■ The task
Take the entries below and reproduce them word for word.

■ Supplied data

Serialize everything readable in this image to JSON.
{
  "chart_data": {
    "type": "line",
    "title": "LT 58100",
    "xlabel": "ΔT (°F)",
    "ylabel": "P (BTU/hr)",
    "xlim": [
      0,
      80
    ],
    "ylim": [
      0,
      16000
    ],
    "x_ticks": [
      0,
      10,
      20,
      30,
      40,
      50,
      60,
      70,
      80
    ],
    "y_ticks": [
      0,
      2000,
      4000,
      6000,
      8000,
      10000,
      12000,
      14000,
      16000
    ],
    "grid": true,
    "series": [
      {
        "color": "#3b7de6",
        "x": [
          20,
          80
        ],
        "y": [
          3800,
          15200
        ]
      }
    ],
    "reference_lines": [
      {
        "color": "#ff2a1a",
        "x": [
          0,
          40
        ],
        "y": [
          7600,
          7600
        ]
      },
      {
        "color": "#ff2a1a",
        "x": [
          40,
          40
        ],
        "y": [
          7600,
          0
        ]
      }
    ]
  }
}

■ Solved exercise
Serialize everything readable in this image to JSON.
{
  "chart_data": {
    "type": "line",
    "title": "LT 58100",
    "xlabel": "ΔT (°F)",
    "ylabel": "P (BTU/hr)",
    "xlim": [
      0,
      80
    ],
    "ylim": [
      0,
      16000
    ],
    "x_ticks": [
      0,
      10,
      20,
      30,
      40,
      50,
      60,
      70,
      80
    ],
    "y_ticks": [
      0,
      2000,
      4000,
      6000,
      8000,
      10000,
      12000,
      14000,
      16000
    ],
    "grid": true,
    "series": [
      {
        "color": "#3b7de6",
        "x": [
          20,
          80
        ],
        "y": [
          3800,
          15200
        ]
      }
    ],
    "reference_lines": [
      {
        "color": "#ff2a1a",
        "x": [
          0,
          40
        ],
        "y": [
          7600,
          7600
        ]
      },
      {
        "color": "#ff2a1a",
        "x": [
          40,
          40
        ],
        "y": [
          7600,
          0
        ]
      }
    ]
  }
}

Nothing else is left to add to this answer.